> What the exercise asks
Read the records below and copy each line that contains "Average".
+ + + +
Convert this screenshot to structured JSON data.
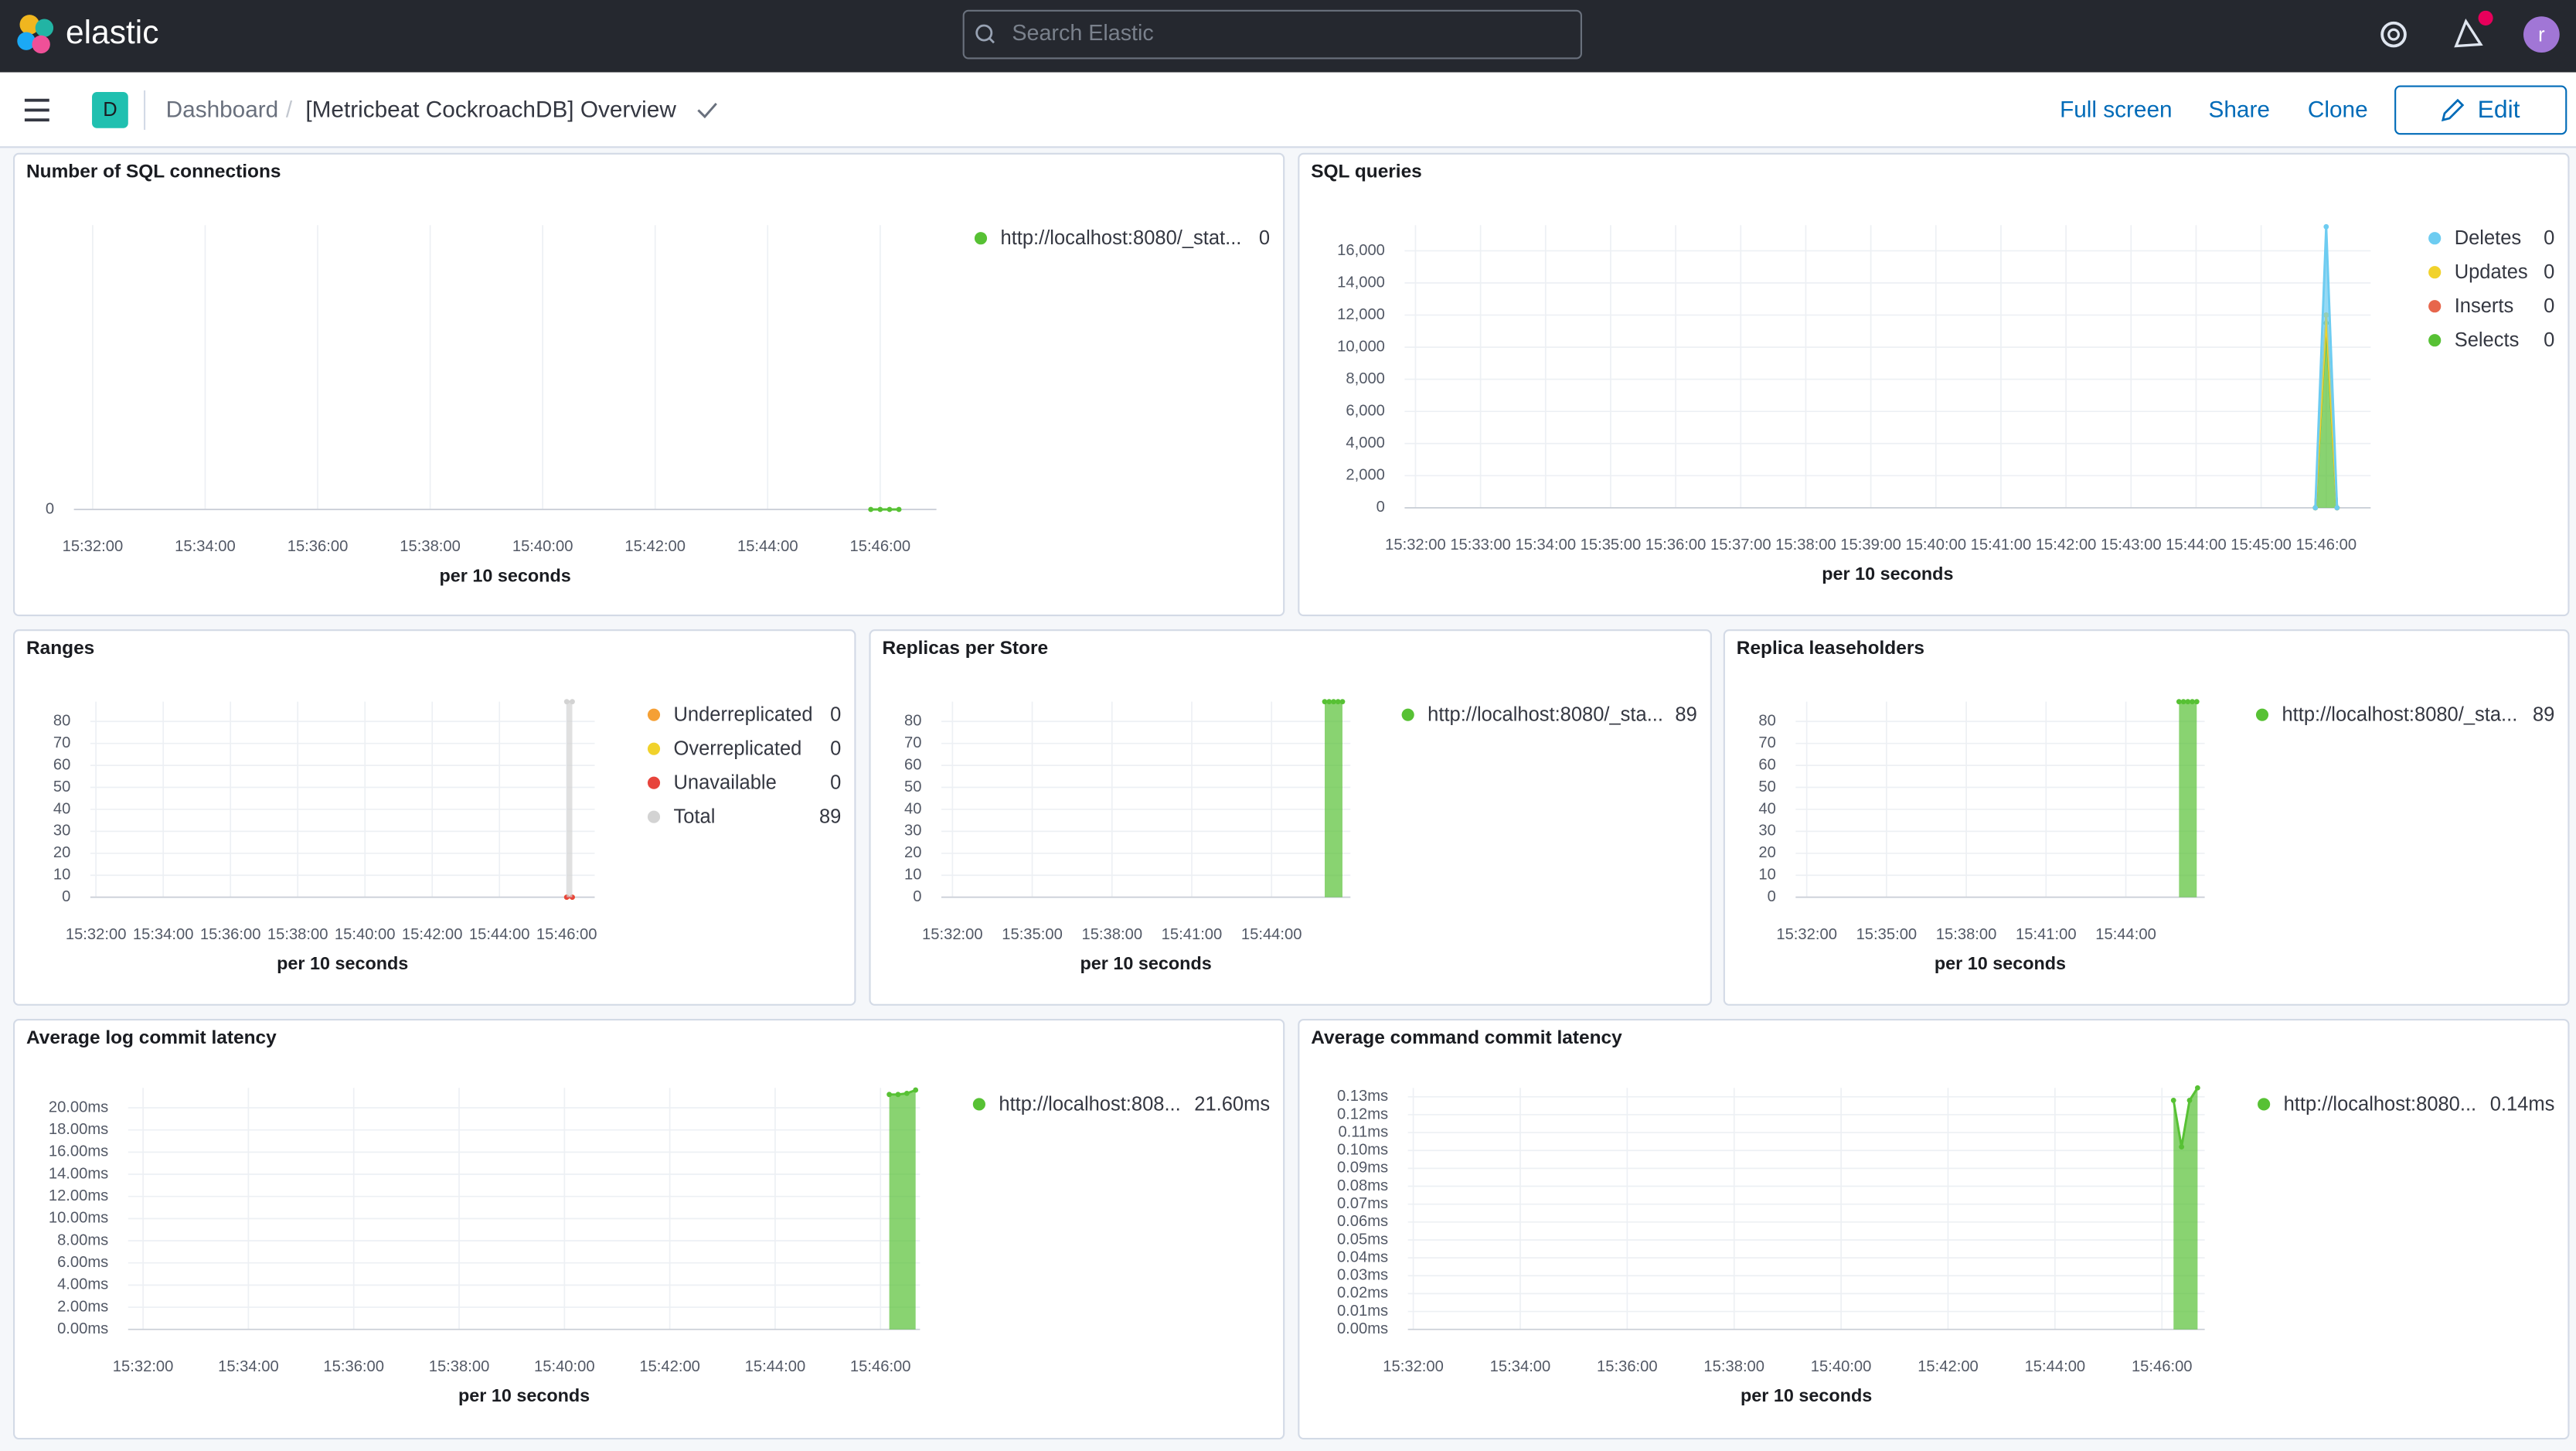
{
  "header": {
    "logo": "elastic",
    "search_placeholder": "Search Elastic",
    "avatar": "r"
  },
  "toolbar": {
    "space": "D",
    "breadcrumbs": [
      "Dashboard",
      "[Metricbeat CockroachDB] Overview"
    ],
    "actions": [
      "Full screen",
      "Share",
      "Clone"
    ],
    "edit": "Edit"
  },
  "panels": [
    {
      "title": "Number of SQL connections",
      "chart_data": {
        "type": "area",
        "x_label": "per 10 seconds",
        "xlim": [
          "15:31:40",
          "15:47:00"
        ],
        "xticks": [
          "15:32:00",
          "15:34:00",
          "15:36:00",
          "15:38:00",
          "15:40:00",
          "15:42:00",
          "15:44:00",
          "15:46:00"
        ],
        "ylim": [
          0,
          1
        ],
        "yticks": [
          0
        ],
        "series": [
          {
            "name": "http://localhost:8080/_stat...",
            "color": "#57c134",
            "legend_value": "0",
            "x": [
              "15:45:50",
              "15:46:00",
              "15:46:10",
              "15:46:20"
            ],
            "values": [
              0,
              0,
              0,
              0
            ]
          }
        ]
      }
    },
    {
      "title": "SQL queries",
      "chart_data": {
        "type": "area",
        "stacked": true,
        "x_label": "per 10 seconds",
        "xlim": [
          "15:31:50",
          "15:46:41"
        ],
        "xticks": [
          "15:32:00",
          "15:33:00",
          "15:34:00",
          "15:35:00",
          "15:36:00",
          "15:37:00",
          "15:38:00",
          "15:39:00",
          "15:40:00",
          "15:41:00",
          "15:42:00",
          "15:43:00",
          "15:44:00",
          "15:45:00",
          "15:46:00"
        ],
        "ylim": [
          0,
          17600
        ],
        "yticks": [
          0,
          {
            "value": 2000,
            "label": "2,000"
          },
          {
            "value": 4000,
            "label": "4,000"
          },
          {
            "value": 6000,
            "label": "6,000"
          },
          {
            "value": 8000,
            "label": "8,000"
          },
          {
            "value": 10000,
            "label": "10,000"
          },
          {
            "value": 12000,
            "label": "12,000"
          },
          {
            "value": 14000,
            "label": "14,000"
          },
          {
            "value": 16000,
            "label": "16,000"
          }
        ],
        "series": [
          {
            "name": "Deletes",
            "color": "#6dccf1",
            "legend_value": "0",
            "x": [
              "15:45:50",
              "15:46:00",
              "15:46:10"
            ],
            "values": [
              0,
              5500,
              0
            ]
          },
          {
            "name": "Updates",
            "color": "#f1d22b",
            "legend_value": "0",
            "x": [
              "15:45:50",
              "15:46:00",
              "15:46:10"
            ],
            "values": [
              0,
              0,
              0
            ]
          },
          {
            "name": "Inserts",
            "color": "#e7664c",
            "legend_value": "0",
            "x": [
              "15:45:50",
              "15:46:00",
              "15:46:10"
            ],
            "values": [
              0,
              500,
              0
            ]
          },
          {
            "name": "Selects",
            "color": "#57c134",
            "legend_value": "0",
            "x": [
              "15:45:50",
              "15:46:00",
              "15:46:10"
            ],
            "values": [
              0,
              11500,
              0
            ]
          }
        ]
      }
    },
    {
      "title": "Ranges",
      "chart_data": {
        "type": "area",
        "x_label": "per 10 seconds",
        "xlim": [
          "15:31:50",
          "15:46:50"
        ],
        "xticks": [
          "15:32:00",
          "15:34:00",
          "15:36:00",
          "15:38:00",
          "15:40:00",
          "15:42:00",
          "15:44:00",
          "15:46:00"
        ],
        "ylim": [
          0,
          89
        ],
        "yticks": [
          0,
          10,
          20,
          30,
          40,
          50,
          60,
          70,
          80
        ],
        "series": [
          {
            "name": "Underreplicated",
            "color": "#f5a035",
            "legend_value": "0",
            "x": [
              "15:46:00",
              "15:46:10"
            ],
            "values": [
              0,
              0
            ]
          },
          {
            "name": "Overreplicated",
            "color": "#f1d22b",
            "legend_value": "0",
            "x": [
              "15:46:00",
              "15:46:10"
            ],
            "values": [
              0,
              0
            ]
          },
          {
            "name": "Unavailable",
            "color": "#e7443c",
            "legend_value": "0",
            "x": [
              "15:46:00",
              "15:46:10"
            ],
            "values": [
              0,
              0
            ]
          },
          {
            "name": "Total",
            "color": "#d3d3d3",
            "legend_value": "89",
            "x": [
              "15:46:00",
              "15:46:10"
            ],
            "values": [
              89,
              89
            ]
          }
        ]
      }
    },
    {
      "title": "Replicas per Store",
      "chart_data": {
        "type": "area",
        "x_label": "per 10 seconds",
        "xlim": [
          "15:31:35",
          "15:46:58"
        ],
        "xticks": [
          "15:32:00",
          "15:35:00",
          "15:38:00",
          "15:41:00",
          "15:44:00"
        ],
        "ylim": [
          0,
          89
        ],
        "yticks": [
          0,
          10,
          20,
          30,
          40,
          50,
          60,
          70,
          80
        ],
        "series": [
          {
            "name": "http://localhost:8080/_sta...",
            "color": "#57c134",
            "legend_value": "89",
            "x": [
              "15:46:00",
              "15:46:10",
              "15:46:20",
              "15:46:30",
              "15:46:40"
            ],
            "values": [
              89,
              89,
              89,
              89,
              89
            ]
          }
        ]
      }
    },
    {
      "title": "Replica leaseholders",
      "chart_data": {
        "type": "area",
        "x_label": "per 10 seconds",
        "xlim": [
          "15:31:35",
          "15:46:58"
        ],
        "xticks": [
          "15:32:00",
          "15:35:00",
          "15:38:00",
          "15:41:00",
          "15:44:00"
        ],
        "ylim": [
          0,
          89
        ],
        "yticks": [
          0,
          10,
          20,
          30,
          40,
          50,
          60,
          70,
          80
        ],
        "series": [
          {
            "name": "http://localhost:8080/_sta...",
            "color": "#57c134",
            "legend_value": "89",
            "x": [
              "15:46:00",
              "15:46:10",
              "15:46:20",
              "15:46:30",
              "15:46:40"
            ],
            "values": [
              89,
              89,
              89,
              89,
              89
            ]
          }
        ]
      }
    },
    {
      "title": "Average log commit latency",
      "chart_data": {
        "type": "area",
        "x_label": "per 10 seconds",
        "xlim": [
          "15:31:43",
          "15:46:45"
        ],
        "xticks": [
          "15:32:00",
          "15:34:00",
          "15:36:00",
          "15:38:00",
          "15:40:00",
          "15:42:00",
          "15:44:00",
          "15:46:00"
        ],
        "ylim": [
          0,
          21.8
        ],
        "yticks": [
          {
            "value": 0,
            "label": "0.00ms"
          },
          {
            "value": 2,
            "label": "2.00ms"
          },
          {
            "value": 4,
            "label": "4.00ms"
          },
          {
            "value": 6,
            "label": "6.00ms"
          },
          {
            "value": 8,
            "label": "8.00ms"
          },
          {
            "value": 10,
            "label": "10.00ms"
          },
          {
            "value": 12,
            "label": "12.00ms"
          },
          {
            "value": 14,
            "label": "14.00ms"
          },
          {
            "value": 16,
            "label": "16.00ms"
          },
          {
            "value": 18,
            "label": "18.00ms"
          },
          {
            "value": 20,
            "label": "20.00ms"
          }
        ],
        "series": [
          {
            "name": "http://localhost:808...",
            "color": "#57c134",
            "legend_value": "21.60ms",
            "x": [
              "15:46:10",
              "15:46:20",
              "15:46:30",
              "15:46:40"
            ],
            "values": [
              21.2,
              21.2,
              21.3,
              21.6
            ]
          }
        ]
      }
    },
    {
      "title": "Average command commit latency",
      "chart_data": {
        "type": "area",
        "x_label": "per 10 seconds",
        "xlim": [
          "15:31:54",
          "15:46:48"
        ],
        "xticks": [
          "15:32:00",
          "15:34:00",
          "15:36:00",
          "15:38:00",
          "15:40:00",
          "15:42:00",
          "15:44:00",
          "15:46:00"
        ],
        "ylim": [
          0,
          0.135
        ],
        "yticks": [
          {
            "value": 0,
            "label": "0.00ms"
          },
          {
            "value": 0.01,
            "label": "0.01ms"
          },
          {
            "value": 0.02,
            "label": "0.02ms"
          },
          {
            "value": 0.03,
            "label": "0.03ms"
          },
          {
            "value": 0.04,
            "label": "0.04ms"
          },
          {
            "value": 0.05,
            "label": "0.05ms"
          },
          {
            "value": 0.06,
            "label": "0.06ms"
          },
          {
            "value": 0.07,
            "label": "0.07ms"
          },
          {
            "value": 0.08,
            "label": "0.08ms"
          },
          {
            "value": 0.09,
            "label": "0.09ms"
          },
          {
            "value": 0.1,
            "label": "0.10ms"
          },
          {
            "value": 0.11,
            "label": "0.11ms"
          },
          {
            "value": 0.12,
            "label": "0.12ms"
          },
          {
            "value": 0.13,
            "label": "0.13ms"
          }
        ],
        "series": [
          {
            "name": "http://localhost:8080...",
            "color": "#57c134",
            "legend_value": "0.14ms",
            "x": [
              "15:46:13",
              "15:46:22",
              "15:46:31",
              "15:46:40"
            ],
            "values": [
              0.128,
              0.102,
              0.128,
              0.135
            ]
          }
        ]
      }
    }
  ]
}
+ + + +
> Output below
      "title": "Average log commit latency",
      "title": "Average command commit latency",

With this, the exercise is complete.